## Exercise input
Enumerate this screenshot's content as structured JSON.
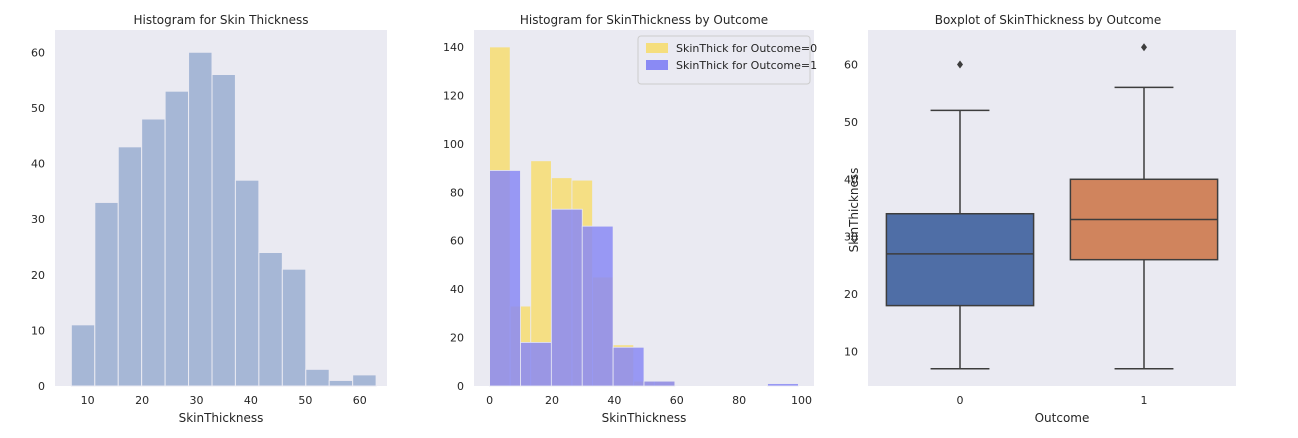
{
  "chart_data": [
    {
      "type": "bar",
      "title": "Histogram for Skin Thickness",
      "xlabel": "SkinThickness",
      "ylabel": "",
      "xlim": [
        4,
        65
      ],
      "ylim": [
        0,
        64
      ],
      "xticks": [
        10,
        20,
        30,
        40,
        50,
        60
      ],
      "yticks": [
        0,
        10,
        20,
        30,
        40,
        50,
        60
      ],
      "bin_edges": [
        7.0,
        11.31,
        15.62,
        19.92,
        24.23,
        28.54,
        32.85,
        37.15,
        41.46,
        45.77,
        50.08,
        54.38,
        58.69,
        63.0
      ],
      "values": [
        11,
        33,
        43,
        48,
        53,
        60,
        56,
        37,
        24,
        21,
        3,
        1,
        2
      ],
      "colors": {
        "bar": "#a6b7d6",
        "edge": "#eaeaf2"
      },
      "background": "#eaeaf2",
      "grid": false
    },
    {
      "type": "bar",
      "title": "Histogram for SkinThickness by Outcome",
      "xlabel": "SkinThickness",
      "ylabel": "",
      "xlim": [
        -5,
        104
      ],
      "ylim": [
        0,
        147
      ],
      "xticks": [
        0,
        20,
        40,
        60,
        80,
        100
      ],
      "yticks": [
        0,
        20,
        40,
        60,
        80,
        100,
        120,
        140
      ],
      "legend": "top-right",
      "series": [
        {
          "name": "SkinThick for Outcome=0",
          "color": "#f5de7d",
          "bin_edges": [
            0.0,
            6.6,
            13.2,
            19.8,
            26.4,
            33.0,
            39.6,
            46.2,
            52.8,
            59.4,
            66.0
          ],
          "values": [
            140,
            33,
            93,
            86,
            85,
            45,
            17,
            2,
            2,
            0
          ]
        },
        {
          "name": "SkinThick for Outcome=1",
          "color": "#8a8af4",
          "bin_edges": [
            0.0,
            9.9,
            19.8,
            29.7,
            39.6,
            49.5,
            59.4,
            69.3,
            79.2,
            89.1,
            99.0
          ],
          "values": [
            89,
            18,
            73,
            66,
            16,
            2,
            0,
            0,
            0,
            1
          ]
        }
      ],
      "overlap_color": "#9b8cc6",
      "background": "#eaeaf2",
      "grid": false
    },
    {
      "type": "box",
      "title": "Boxplot of SkinThickness by Outcome",
      "xlabel": "Outcome",
      "ylabel": "SkinThickness",
      "ylim": [
        4,
        66
      ],
      "yticks": [
        10,
        20,
        30,
        40,
        50,
        60
      ],
      "categories": [
        "0",
        "1"
      ],
      "boxes": [
        {
          "category": "0",
          "whisker_low": 7,
          "q1": 18,
          "median": 27,
          "q3": 34,
          "whisker_high": 52,
          "outliers": [
            60
          ],
          "color": "#4f6ea6"
        },
        {
          "category": "1",
          "whisker_low": 7,
          "q1": 26,
          "median": 33,
          "q3": 40,
          "whisker_high": 56,
          "outliers": [
            63
          ],
          "color": "#d0845d"
        }
      ],
      "background": "#eaeaf2",
      "grid": false
    }
  ]
}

## Stated task
Report the number of lines in the entries above that include the word "name" and add nothing to it.

## Response to the exercise
2